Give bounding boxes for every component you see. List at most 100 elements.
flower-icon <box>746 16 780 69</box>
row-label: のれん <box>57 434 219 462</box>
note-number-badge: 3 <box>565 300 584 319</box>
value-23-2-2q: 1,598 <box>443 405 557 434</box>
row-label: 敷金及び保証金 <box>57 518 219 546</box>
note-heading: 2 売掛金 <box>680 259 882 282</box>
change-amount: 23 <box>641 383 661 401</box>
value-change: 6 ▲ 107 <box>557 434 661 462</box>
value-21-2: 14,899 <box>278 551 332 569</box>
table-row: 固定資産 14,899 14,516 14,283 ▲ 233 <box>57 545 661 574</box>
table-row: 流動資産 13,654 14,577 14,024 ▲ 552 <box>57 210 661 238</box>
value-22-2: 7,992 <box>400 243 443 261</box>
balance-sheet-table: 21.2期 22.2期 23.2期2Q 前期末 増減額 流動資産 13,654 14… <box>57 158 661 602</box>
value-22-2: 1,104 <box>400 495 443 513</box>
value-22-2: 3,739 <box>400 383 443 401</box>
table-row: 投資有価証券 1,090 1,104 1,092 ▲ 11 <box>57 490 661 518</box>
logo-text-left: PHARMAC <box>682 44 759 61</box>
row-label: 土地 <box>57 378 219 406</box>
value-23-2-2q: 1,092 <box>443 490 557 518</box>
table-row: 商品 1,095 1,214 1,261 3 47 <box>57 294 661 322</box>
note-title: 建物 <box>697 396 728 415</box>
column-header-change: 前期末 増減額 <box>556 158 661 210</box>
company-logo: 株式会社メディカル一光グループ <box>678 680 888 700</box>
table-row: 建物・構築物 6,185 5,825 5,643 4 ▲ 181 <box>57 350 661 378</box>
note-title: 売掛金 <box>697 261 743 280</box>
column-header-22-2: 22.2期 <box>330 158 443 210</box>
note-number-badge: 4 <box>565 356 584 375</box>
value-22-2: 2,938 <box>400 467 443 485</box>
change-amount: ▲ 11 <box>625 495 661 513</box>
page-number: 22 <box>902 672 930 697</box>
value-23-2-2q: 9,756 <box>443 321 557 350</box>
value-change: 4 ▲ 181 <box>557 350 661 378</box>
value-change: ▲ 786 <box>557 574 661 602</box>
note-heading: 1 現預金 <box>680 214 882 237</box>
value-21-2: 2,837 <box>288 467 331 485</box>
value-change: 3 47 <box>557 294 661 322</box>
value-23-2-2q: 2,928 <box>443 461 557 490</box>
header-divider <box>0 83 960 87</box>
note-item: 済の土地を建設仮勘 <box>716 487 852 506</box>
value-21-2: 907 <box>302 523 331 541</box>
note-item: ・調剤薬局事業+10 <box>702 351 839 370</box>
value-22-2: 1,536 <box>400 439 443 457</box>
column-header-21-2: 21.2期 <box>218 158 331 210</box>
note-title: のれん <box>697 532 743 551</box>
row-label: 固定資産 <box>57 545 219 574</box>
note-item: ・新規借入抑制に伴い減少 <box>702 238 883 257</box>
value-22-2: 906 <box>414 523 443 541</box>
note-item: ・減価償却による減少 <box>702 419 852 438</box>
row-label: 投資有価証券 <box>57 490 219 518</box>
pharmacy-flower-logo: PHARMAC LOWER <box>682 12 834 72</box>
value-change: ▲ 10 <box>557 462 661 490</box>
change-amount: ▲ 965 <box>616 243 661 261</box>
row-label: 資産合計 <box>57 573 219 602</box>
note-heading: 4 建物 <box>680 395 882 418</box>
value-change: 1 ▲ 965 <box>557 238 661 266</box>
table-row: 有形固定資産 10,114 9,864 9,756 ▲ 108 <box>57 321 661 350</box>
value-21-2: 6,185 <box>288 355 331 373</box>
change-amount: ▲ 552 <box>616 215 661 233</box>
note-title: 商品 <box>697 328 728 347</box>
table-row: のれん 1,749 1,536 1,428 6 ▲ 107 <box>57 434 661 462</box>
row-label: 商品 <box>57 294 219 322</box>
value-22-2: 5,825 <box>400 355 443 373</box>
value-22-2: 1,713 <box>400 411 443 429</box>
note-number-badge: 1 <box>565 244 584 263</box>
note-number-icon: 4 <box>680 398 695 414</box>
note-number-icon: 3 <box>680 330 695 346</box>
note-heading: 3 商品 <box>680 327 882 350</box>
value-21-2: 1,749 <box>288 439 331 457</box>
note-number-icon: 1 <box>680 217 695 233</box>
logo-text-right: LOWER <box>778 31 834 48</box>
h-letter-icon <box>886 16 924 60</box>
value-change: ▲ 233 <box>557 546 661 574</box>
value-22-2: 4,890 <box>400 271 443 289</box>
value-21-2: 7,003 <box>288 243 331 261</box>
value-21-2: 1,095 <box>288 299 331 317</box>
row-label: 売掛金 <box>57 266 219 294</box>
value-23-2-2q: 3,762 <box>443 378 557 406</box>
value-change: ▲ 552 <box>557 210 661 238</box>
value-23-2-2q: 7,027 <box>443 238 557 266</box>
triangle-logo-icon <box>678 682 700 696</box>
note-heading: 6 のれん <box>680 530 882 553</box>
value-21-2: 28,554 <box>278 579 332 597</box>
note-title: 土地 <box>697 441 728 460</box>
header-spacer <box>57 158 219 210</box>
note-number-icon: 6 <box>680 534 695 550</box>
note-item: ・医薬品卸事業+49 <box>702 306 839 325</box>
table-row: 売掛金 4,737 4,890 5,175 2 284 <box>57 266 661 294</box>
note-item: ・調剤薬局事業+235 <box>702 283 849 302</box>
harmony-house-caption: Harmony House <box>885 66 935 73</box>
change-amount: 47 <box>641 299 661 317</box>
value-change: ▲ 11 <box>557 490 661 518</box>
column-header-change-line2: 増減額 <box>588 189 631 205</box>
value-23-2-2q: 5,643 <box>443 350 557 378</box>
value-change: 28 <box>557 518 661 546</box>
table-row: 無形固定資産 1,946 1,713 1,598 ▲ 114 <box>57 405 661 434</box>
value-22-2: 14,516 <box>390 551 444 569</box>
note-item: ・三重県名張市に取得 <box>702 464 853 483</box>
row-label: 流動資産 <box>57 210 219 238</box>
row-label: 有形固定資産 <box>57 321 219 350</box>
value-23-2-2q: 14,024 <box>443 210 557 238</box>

Stated problem — Copy out every one of the lines above word for word.

Task solution —
Give bounding boxes for every component you see. List at most 100 elements.
flower-icon <box>746 16 780 69</box>
row-label: のれん <box>57 434 219 462</box>
note-number-badge: 3 <box>565 300 584 319</box>
value-23-2-2q: 1,598 <box>443 405 557 434</box>
row-label: 敷金及び保証金 <box>57 518 219 546</box>
note-heading: 2 売掛金 <box>680 259 882 282</box>
change-amount: 23 <box>641 383 661 401</box>
value-change: 6 ▲ 107 <box>557 434 661 462</box>
value-21-2: 14,899 <box>278 551 332 569</box>
table-row: 固定資産 14,899 14,516 14,283 ▲ 233 <box>57 545 661 574</box>
table-row: 流動資産 13,654 14,577 14,024 ▲ 552 <box>57 210 661 238</box>
value-22-2: 7,992 <box>400 243 443 261</box>
balance-sheet-table: 21.2期 22.2期 23.2期2Q 前期末 増減額 流動資産 13,654 14… <box>57 158 661 602</box>
value-22-2: 1,104 <box>400 495 443 513</box>
value-22-2: 3,739 <box>400 383 443 401</box>
table-row: 投資有価証券 1,090 1,104 1,092 ▲ 11 <box>57 490 661 518</box>
logo-text-left: PHARMAC <box>682 44 759 61</box>
row-label: 土地 <box>57 378 219 406</box>
value-23-2-2q: 1,092 <box>443 490 557 518</box>
table-row: 商品 1,095 1,214 1,261 3 47 <box>57 294 661 322</box>
note-title: 建物 <box>697 396 728 415</box>
column-header-change: 前期末 増減額 <box>556 158 661 210</box>
company-logo: 株式会社メディカル一光グループ <box>678 680 888 700</box>
table-row: 建物・構築物 6,185 5,825 5,643 4 ▲ 181 <box>57 350 661 378</box>
note-title: 売掛金 <box>697 261 743 280</box>
column-header-22-2: 22.2期 <box>330 158 443 210</box>
note-number-badge: 4 <box>565 356 584 375</box>
value-22-2: 2,938 <box>400 467 443 485</box>
change-amount: ▲ 11 <box>625 495 661 513</box>
page-number: 22 <box>902 672 930 697</box>
value-23-2-2q: 9,756 <box>443 321 557 350</box>
value-change: 4 ▲ 181 <box>557 350 661 378</box>
value-change: ▲ 786 <box>557 574 661 602</box>
note-heading: 1 現預金 <box>680 214 882 237</box>
value-21-2: 2,837 <box>288 467 331 485</box>
value-change: 3 47 <box>557 294 661 322</box>
value-23-2-2q: 2,928 <box>443 461 557 490</box>
header-divider <box>0 83 960 87</box>
note-item: 済の土地を建設仮勘 <box>716 487 852 506</box>
value-21-2: 907 <box>302 523 331 541</box>
note-item: ・調剤薬局事業+10 <box>702 351 839 370</box>
value-22-2: 1,536 <box>400 439 443 457</box>
column-header-21-2: 21.2期 <box>218 158 331 210</box>
note-title: のれん <box>697 532 743 551</box>
row-label: 固定資産 <box>57 545 219 574</box>
note-item: ・新規借入抑制に伴い減少 <box>702 238 883 257</box>
value-22-2: 906 <box>414 523 443 541</box>
note-item: ・減価償却による減少 <box>702 419 852 438</box>
row-label: 投資有価証券 <box>57 490 219 518</box>
pharmacy-flower-logo: PHARMAC LOWER <box>682 12 834 72</box>
value-change: ▲ 10 <box>557 462 661 490</box>
change-amount: ▲ 965 <box>616 243 661 261</box>
row-label: 資産合計 <box>57 573 219 602</box>
note-heading: 4 建物 <box>680 395 882 418</box>
value-change: 1 ▲ 965 <box>557 238 661 266</box>
table-row: 有形固定資産 10,114 9,864 9,756 ▲ 108 <box>57 321 661 350</box>
value-21-2: 6,185 <box>288 355 331 373</box>
change-amount: ▲ 552 <box>616 215 661 233</box>
note-title: 商品 <box>697 328 728 347</box>
table-row: のれん 1,749 1,536 1,428 6 ▲ 107 <box>57 434 661 462</box>
row-label: 商品 <box>57 294 219 322</box>
value-22-2: 5,825 <box>400 355 443 373</box>
value-22-2: 1,713 <box>400 411 443 429</box>
note-number-badge: 1 <box>565 244 584 263</box>
note-number-icon: 4 <box>680 398 695 414</box>
note-number-icon: 3 <box>680 330 695 346</box>
note-heading: 3 商品 <box>680 327 882 350</box>
value-21-2: 1,749 <box>288 439 331 457</box>
note-number-icon: 1 <box>680 217 695 233</box>
logo-text-right: LOWER <box>778 31 834 48</box>
h-letter-icon <box>886 16 924 60</box>
value-change: ▲ 233 <box>557 546 661 574</box>
value-22-2: 4,890 <box>400 271 443 289</box>
value-21-2: 7,003 <box>288 243 331 261</box>
value-21-2: 1,095 <box>288 299 331 317</box>
row-label: 売掛金 <box>57 266 219 294</box>
value-23-2-2q: 3,762 <box>443 378 557 406</box>
value-change: ▲ 552 <box>557 210 661 238</box>
value-23-2-2q: 7,027 <box>443 238 557 266</box>
triangle-logo-icon <box>678 682 700 696</box>
note-heading: 6 のれん <box>680 530 882 553</box>
value-21-2: 28,554 <box>278 579 332 597</box>
note-title: 土地 <box>697 441 728 460</box>
header-spacer <box>57 158 219 210</box>
note-number-icon: 6 <box>680 534 695 550</box>
note-item: ・医薬品卸事業+49 <box>702 306 839 325</box>
table-row: 売掛金 4,737 4,890 5,175 2 284 <box>57 266 661 294</box>
note-item: ・調剤薬局事業+235 <box>702 283 849 302</box>
harmony-house-caption: Harmony House <box>885 66 935 73</box>
change-amount: 47 <box>641 299 661 317</box>
value-change: ▲ 11 <box>557 490 661 518</box>
column-header-change-line2: 増減額 <box>588 189 631 205</box>
value-23-2-2q: 5,643 <box>443 350 557 378</box>
value-change: 28 <box>557 518 661 546</box>
table-row: 無形固定資産 1,946 1,713 1,598 ▲ 114 <box>57 405 661 434</box>
value-22-2: 14,516 <box>390 551 444 569</box>
note-item: ・三重県名張市に取得 <box>702 464 853 483</box>
row-label: 流動資産 <box>57 210 219 238</box>
row-label: 有形固定資産 <box>57 321 219 350</box>
value-23-2-2q: 14,024 <box>443 210 557 238</box>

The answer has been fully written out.